GIVEN PROBLEM — Edit the data below by replacing every "toggle-knob" with "switch-thumb", leaving everything else unchanged.

Spatial annotation entries
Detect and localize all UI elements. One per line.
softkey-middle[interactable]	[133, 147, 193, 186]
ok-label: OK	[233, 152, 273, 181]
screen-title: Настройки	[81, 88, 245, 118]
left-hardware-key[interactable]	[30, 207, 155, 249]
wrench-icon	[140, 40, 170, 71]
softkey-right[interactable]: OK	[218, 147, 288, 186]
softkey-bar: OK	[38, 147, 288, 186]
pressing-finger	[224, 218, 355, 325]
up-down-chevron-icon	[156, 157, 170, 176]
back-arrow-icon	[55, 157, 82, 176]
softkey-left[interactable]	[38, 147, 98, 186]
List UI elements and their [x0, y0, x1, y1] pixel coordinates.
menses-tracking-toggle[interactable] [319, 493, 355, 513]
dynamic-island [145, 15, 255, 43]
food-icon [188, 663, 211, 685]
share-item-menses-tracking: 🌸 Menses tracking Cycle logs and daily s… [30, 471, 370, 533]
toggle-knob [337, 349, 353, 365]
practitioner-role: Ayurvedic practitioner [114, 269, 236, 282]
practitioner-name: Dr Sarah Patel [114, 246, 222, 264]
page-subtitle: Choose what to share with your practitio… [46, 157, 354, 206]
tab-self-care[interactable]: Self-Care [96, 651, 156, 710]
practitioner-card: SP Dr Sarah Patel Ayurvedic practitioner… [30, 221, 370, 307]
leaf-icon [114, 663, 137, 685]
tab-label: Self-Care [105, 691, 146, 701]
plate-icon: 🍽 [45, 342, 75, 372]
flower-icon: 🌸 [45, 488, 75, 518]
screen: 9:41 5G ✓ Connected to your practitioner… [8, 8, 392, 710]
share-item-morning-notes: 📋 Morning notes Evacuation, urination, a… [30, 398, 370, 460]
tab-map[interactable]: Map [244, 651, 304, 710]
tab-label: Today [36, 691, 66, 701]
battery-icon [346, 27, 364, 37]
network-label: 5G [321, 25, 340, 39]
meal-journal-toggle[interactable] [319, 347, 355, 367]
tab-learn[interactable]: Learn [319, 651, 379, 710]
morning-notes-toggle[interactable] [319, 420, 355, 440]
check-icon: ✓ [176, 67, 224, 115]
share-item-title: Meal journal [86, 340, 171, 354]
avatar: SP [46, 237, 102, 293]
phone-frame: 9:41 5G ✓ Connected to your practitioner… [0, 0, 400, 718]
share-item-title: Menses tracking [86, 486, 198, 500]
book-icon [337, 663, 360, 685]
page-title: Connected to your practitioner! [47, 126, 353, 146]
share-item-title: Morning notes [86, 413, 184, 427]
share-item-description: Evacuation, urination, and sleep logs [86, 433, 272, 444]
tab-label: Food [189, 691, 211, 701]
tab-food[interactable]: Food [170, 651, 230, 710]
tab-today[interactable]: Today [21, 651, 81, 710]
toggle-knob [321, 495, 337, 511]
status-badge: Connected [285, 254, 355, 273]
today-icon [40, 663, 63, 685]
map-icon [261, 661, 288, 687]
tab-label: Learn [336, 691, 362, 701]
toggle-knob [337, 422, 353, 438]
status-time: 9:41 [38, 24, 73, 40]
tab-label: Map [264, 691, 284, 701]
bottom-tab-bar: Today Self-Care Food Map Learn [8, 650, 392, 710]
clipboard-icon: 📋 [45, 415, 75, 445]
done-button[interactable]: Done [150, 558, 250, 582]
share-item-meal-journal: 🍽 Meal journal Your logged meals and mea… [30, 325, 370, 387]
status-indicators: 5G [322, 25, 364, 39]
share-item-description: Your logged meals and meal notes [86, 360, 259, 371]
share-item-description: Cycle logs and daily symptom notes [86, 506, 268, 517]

RESPONSE —
Detect and localize all UI elements. One per line.
softkey-middle[interactable]	[133, 147, 193, 186]
ok-label: OK	[233, 152, 273, 181]
screen-title: Настройки	[81, 88, 245, 118]
left-hardware-key[interactable]	[30, 207, 155, 249]
wrench-icon	[140, 40, 170, 71]
softkey-right[interactable]: OK	[218, 147, 288, 186]
softkey-bar: OK	[38, 147, 288, 186]
pressing-finger	[224, 218, 355, 325]
up-down-chevron-icon	[156, 157, 170, 176]
back-arrow-icon	[55, 157, 82, 176]
softkey-left[interactable]	[38, 147, 98, 186]
List UI elements and their [x0, y0, x1, y1] pixel coordinates.
menses-tracking-toggle[interactable] [319, 493, 355, 513]
dynamic-island [145, 15, 255, 43]
food-icon [188, 663, 211, 685]
share-item-menses-tracking: 🌸 Menses tracking Cycle logs and daily s… [30, 471, 370, 533]
switch-thumb [337, 349, 353, 365]
practitioner-role: Ayurvedic practitioner [114, 269, 236, 282]
practitioner-name: Dr Sarah Patel [114, 246, 222, 264]
page-subtitle: Choose what to share with your practitio… [46, 157, 354, 206]
tab-self-care[interactable]: Self-Care [96, 651, 156, 710]
practitioner-card: SP Dr Sarah Patel Ayurvedic practitioner… [30, 221, 370, 307]
leaf-icon [114, 663, 137, 685]
tab-label: Self-Care [105, 691, 146, 701]
plate-icon: 🍽 [45, 342, 75, 372]
flower-icon: 🌸 [45, 488, 75, 518]
screen: 9:41 5G ✓ Connected to your practitioner… [8, 8, 392, 710]
share-item-morning-notes: 📋 Morning notes Evacuation, urination, a… [30, 398, 370, 460]
tab-map[interactable]: Map [244, 651, 304, 710]
tab-label: Today [36, 691, 66, 701]
battery-icon [346, 27, 364, 37]
network-label: 5G [321, 25, 340, 39]
meal-journal-toggle[interactable] [319, 347, 355, 367]
tab-learn[interactable]: Learn [319, 651, 379, 710]
morning-notes-toggle[interactable] [319, 420, 355, 440]
check-icon: ✓ [176, 67, 224, 115]
share-item-title: Meal journal [86, 340, 171, 354]
avatar: SP [46, 237, 102, 293]
phone-frame: 9:41 5G ✓ Connected to your practitioner… [0, 0, 400, 718]
share-item-title: Menses tracking [86, 486, 198, 500]
book-icon [337, 663, 360, 685]
page-title: Connected to your practitioner! [47, 126, 353, 146]
share-item-title: Morning notes [86, 413, 184, 427]
share-item-description: Evacuation, urination, and sleep logs [86, 433, 272, 444]
tab-label: Food [189, 691, 211, 701]
tab-food[interactable]: Food [170, 651, 230, 710]
tab-today[interactable]: Today [21, 651, 81, 710]
switch-thumb [321, 495, 337, 511]
status-badge: Connected [285, 254, 355, 273]
today-icon [40, 663, 63, 685]
map-icon [261, 661, 288, 687]
tab-label: Learn [336, 691, 362, 701]
switch-thumb [337, 422, 353, 438]
status-time: 9:41 [38, 24, 73, 40]
tab-label: Map [264, 691, 284, 701]
bottom-tab-bar: Today Self-Care Food Map Learn [8, 650, 392, 710]
clipboard-icon: 📋 [45, 415, 75, 445]
done-button[interactable]: Done [150, 558, 250, 582]
share-item-meal-journal: 🍽 Meal journal Your logged meals and mea… [30, 325, 370, 387]
status-indicators: 5G [322, 25, 364, 39]
share-item-description: Your logged meals and meal notes [86, 360, 259, 371]
share-item-description: Cycle logs and daily symptom notes [86, 506, 268, 517]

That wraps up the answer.